**Records provided**

/---

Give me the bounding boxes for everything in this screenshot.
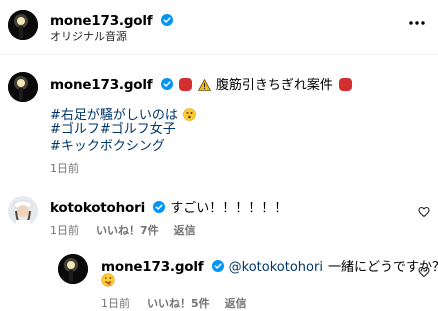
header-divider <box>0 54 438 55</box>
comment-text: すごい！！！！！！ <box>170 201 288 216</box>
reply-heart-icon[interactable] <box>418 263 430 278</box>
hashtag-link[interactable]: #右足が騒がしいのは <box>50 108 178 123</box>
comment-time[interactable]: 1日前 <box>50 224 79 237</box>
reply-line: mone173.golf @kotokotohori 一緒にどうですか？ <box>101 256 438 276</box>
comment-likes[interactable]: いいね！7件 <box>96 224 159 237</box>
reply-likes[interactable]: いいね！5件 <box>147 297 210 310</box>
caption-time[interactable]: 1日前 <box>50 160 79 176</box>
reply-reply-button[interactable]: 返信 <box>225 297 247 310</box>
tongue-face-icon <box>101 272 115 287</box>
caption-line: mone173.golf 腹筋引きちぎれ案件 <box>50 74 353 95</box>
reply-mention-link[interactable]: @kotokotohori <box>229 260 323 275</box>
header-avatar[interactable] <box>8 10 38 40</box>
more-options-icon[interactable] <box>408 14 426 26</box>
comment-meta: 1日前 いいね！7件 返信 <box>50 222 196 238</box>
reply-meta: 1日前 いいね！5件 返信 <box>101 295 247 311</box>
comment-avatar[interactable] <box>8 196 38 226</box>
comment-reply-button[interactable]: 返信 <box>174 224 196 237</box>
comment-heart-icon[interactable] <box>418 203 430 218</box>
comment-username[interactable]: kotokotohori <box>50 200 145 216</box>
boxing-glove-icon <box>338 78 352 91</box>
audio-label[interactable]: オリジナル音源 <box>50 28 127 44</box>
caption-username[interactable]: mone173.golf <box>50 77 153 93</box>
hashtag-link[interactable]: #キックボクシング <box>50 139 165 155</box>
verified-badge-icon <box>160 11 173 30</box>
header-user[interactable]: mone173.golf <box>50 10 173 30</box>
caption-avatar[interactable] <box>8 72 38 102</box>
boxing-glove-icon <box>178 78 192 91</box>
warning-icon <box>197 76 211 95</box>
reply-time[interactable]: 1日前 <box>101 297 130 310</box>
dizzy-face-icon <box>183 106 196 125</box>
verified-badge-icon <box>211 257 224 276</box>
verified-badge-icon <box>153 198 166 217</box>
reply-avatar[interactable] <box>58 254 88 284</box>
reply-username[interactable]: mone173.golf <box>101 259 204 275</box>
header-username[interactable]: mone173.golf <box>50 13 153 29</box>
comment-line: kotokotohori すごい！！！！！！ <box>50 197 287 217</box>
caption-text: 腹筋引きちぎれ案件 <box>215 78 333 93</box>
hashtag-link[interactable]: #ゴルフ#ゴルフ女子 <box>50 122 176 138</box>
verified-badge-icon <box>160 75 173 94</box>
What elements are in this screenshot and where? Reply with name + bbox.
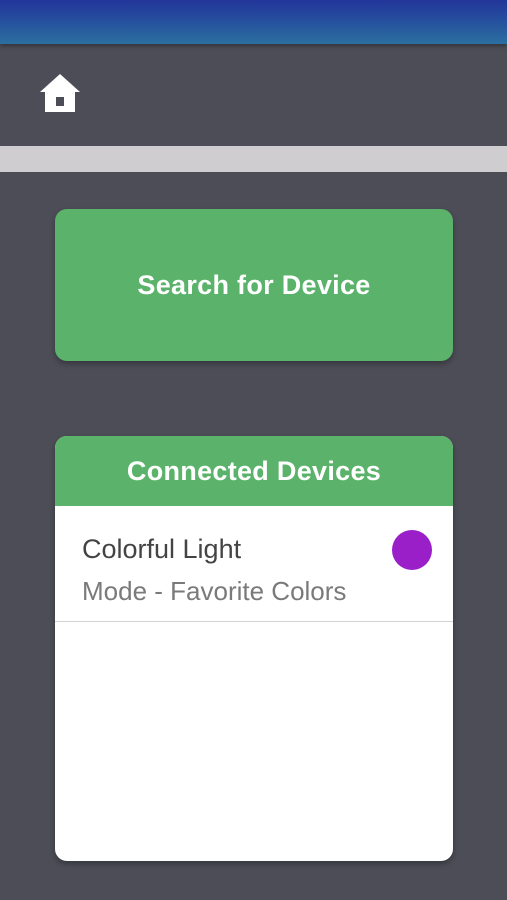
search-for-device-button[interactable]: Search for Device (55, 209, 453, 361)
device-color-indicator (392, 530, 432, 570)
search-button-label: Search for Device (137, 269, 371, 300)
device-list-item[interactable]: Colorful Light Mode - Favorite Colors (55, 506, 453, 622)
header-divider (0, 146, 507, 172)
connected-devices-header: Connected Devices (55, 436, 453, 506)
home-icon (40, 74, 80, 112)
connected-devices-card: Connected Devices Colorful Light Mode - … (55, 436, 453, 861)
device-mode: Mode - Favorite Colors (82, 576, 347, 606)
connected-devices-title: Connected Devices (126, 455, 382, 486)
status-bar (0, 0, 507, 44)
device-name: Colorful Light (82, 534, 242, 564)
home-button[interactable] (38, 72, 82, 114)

\---
/---

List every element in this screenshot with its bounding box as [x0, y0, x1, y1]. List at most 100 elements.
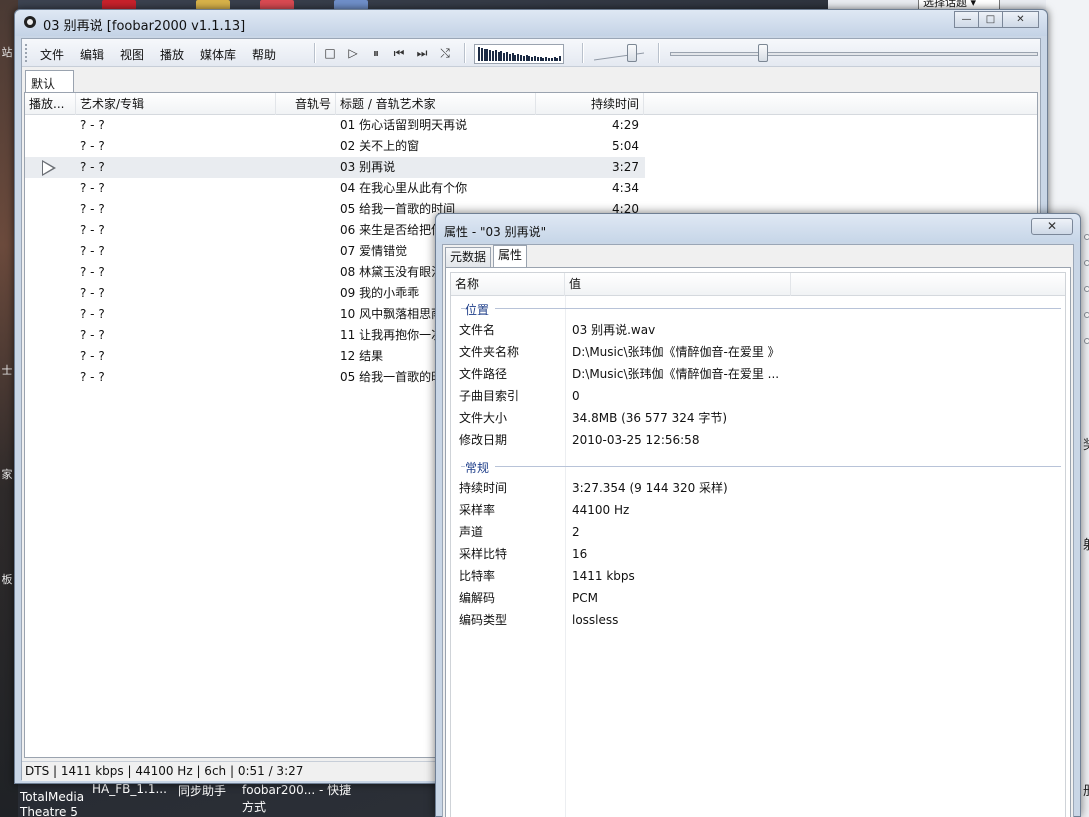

\---
/---

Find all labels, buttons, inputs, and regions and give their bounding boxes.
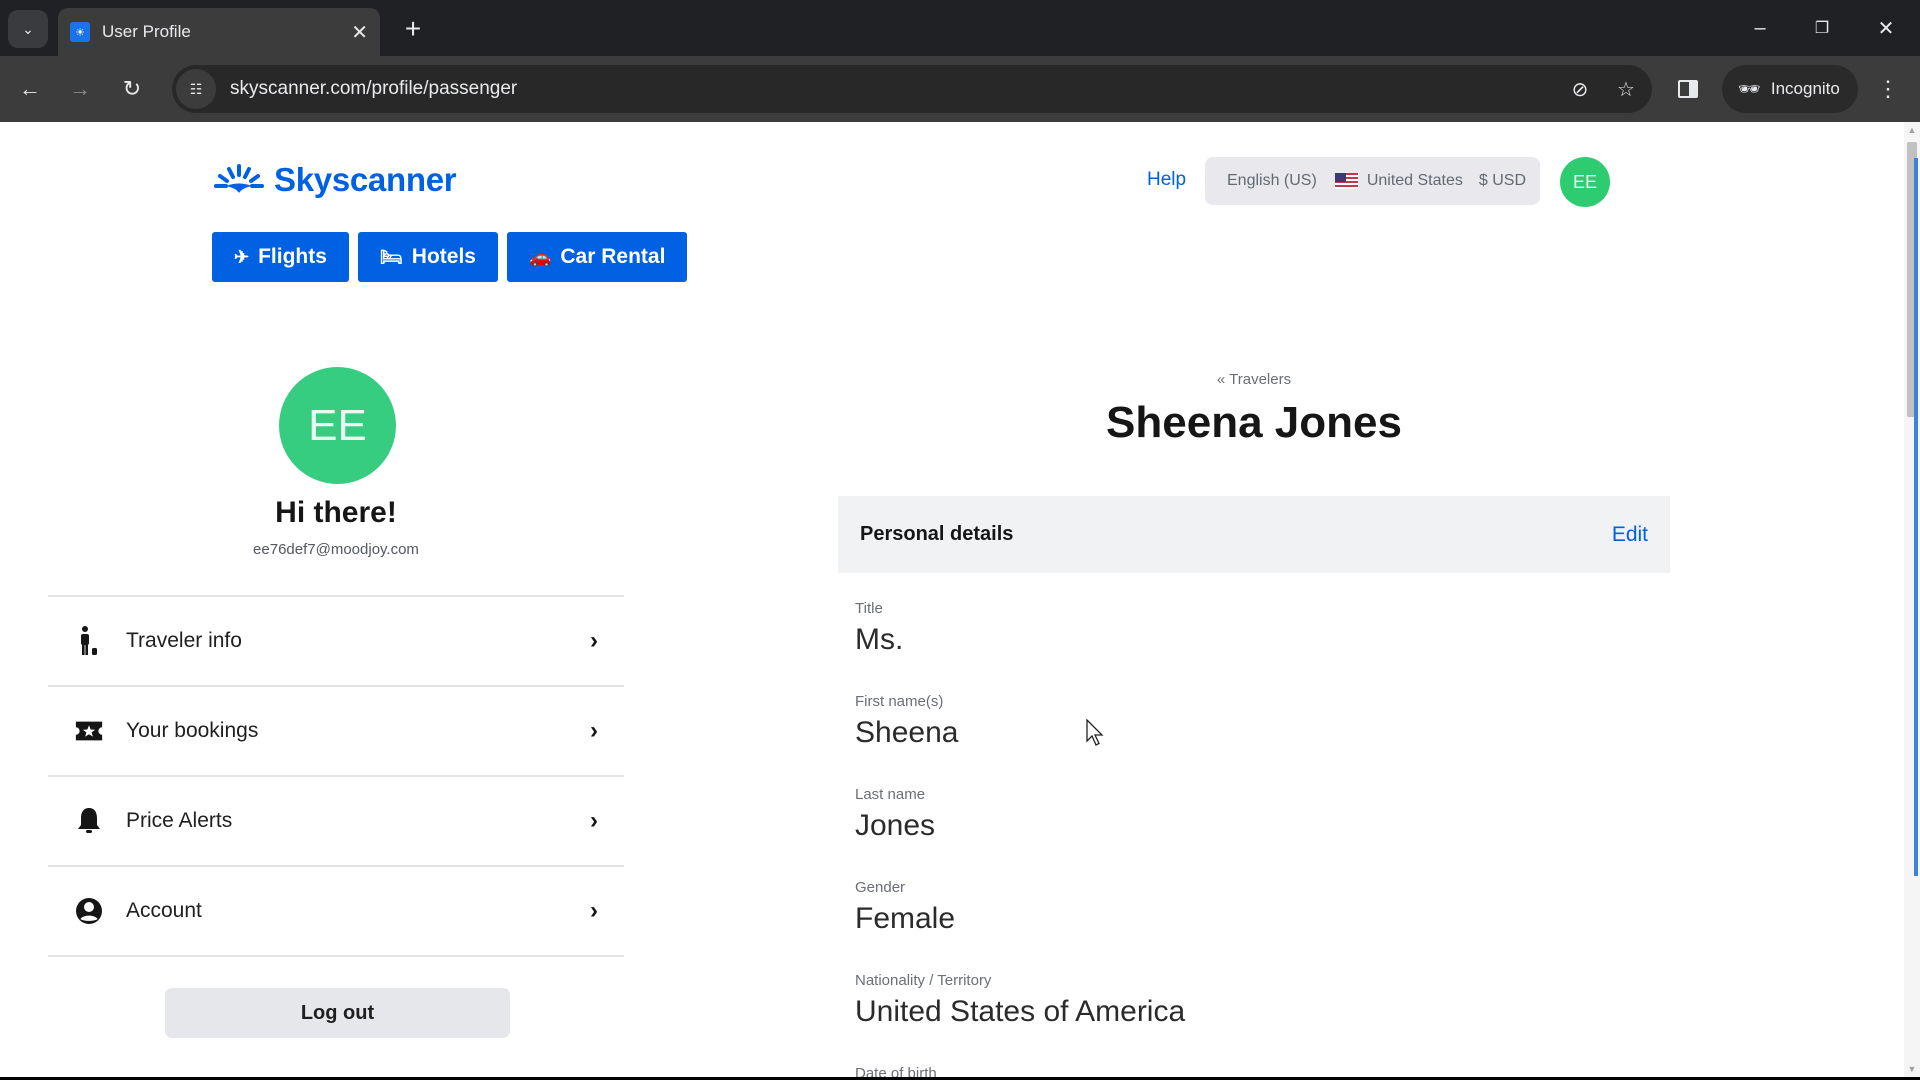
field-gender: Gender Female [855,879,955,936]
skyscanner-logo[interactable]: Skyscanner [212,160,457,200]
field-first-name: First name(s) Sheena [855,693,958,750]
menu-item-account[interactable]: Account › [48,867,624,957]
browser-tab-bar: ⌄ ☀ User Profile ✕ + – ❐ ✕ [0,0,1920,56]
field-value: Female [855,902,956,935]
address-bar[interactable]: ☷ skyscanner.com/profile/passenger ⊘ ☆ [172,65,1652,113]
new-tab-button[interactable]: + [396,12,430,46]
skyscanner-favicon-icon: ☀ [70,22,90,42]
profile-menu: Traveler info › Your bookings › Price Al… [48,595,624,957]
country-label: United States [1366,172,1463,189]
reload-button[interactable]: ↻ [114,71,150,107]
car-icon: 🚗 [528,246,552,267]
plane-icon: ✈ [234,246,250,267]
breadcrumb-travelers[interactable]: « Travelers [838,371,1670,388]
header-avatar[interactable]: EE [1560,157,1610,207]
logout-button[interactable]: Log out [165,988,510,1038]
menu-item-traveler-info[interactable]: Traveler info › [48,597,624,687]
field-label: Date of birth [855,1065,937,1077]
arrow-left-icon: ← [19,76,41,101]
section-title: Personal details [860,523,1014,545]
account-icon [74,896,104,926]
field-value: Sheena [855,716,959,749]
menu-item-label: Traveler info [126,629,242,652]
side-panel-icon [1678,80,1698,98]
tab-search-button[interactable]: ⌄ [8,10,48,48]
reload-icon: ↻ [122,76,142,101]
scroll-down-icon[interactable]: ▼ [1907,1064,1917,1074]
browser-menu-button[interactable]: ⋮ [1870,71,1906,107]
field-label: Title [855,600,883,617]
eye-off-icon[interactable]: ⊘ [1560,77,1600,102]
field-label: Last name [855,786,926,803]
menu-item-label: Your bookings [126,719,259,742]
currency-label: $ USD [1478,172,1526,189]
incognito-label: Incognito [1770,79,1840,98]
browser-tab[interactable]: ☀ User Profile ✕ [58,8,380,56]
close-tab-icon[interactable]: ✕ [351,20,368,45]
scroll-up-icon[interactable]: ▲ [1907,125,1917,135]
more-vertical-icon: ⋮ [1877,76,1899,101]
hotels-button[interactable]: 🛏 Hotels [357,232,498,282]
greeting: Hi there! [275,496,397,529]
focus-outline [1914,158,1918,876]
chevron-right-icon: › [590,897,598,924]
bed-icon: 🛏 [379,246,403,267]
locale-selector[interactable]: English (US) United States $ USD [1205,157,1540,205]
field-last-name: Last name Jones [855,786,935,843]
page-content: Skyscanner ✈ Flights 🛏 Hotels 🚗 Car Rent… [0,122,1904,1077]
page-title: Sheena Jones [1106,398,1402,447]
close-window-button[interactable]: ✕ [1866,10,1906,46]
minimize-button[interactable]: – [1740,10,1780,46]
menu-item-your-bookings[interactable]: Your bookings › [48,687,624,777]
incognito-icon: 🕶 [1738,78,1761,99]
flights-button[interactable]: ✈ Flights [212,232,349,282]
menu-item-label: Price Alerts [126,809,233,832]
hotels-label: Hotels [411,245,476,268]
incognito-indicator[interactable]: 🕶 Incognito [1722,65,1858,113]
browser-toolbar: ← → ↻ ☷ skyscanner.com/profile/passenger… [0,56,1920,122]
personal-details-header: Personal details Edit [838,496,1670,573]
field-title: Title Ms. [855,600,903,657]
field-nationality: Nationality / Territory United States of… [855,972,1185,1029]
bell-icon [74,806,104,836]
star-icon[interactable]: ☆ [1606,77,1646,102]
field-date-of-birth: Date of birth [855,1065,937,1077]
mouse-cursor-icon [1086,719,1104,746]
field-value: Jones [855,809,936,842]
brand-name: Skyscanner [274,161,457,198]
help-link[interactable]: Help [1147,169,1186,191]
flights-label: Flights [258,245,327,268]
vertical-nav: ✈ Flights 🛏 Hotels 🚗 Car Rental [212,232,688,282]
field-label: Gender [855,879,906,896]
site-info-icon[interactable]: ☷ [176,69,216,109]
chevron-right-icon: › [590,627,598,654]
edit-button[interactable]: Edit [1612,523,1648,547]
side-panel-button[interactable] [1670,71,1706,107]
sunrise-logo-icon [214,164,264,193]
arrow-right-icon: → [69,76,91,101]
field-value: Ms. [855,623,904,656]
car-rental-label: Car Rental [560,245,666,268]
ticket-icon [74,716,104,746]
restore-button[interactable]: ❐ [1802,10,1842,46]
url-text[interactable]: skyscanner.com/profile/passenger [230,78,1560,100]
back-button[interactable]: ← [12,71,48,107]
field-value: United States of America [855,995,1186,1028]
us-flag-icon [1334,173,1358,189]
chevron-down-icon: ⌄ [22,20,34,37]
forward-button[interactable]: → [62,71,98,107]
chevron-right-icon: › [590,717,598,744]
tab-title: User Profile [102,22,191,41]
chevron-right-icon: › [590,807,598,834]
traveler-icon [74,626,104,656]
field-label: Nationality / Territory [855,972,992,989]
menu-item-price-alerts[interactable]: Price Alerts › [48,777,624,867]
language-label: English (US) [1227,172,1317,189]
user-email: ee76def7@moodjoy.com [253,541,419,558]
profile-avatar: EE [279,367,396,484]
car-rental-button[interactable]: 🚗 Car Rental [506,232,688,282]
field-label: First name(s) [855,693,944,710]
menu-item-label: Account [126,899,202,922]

\---

**Goal**
Quote the material verbatim, starting with the line that contains "What elements are" and continuing through the line that contains "search-button-label: Search for", both included. Omit the picture from your answer.

**Solution for this task**
What elements are in this screenshot and where? Reply with name + bbox.
search-for-device-button[interactable]: Search for Device (55, 209, 453, 361)
device-color-indicator (392, 530, 432, 570)
search-button-label: Search for Device (137, 269, 371, 300)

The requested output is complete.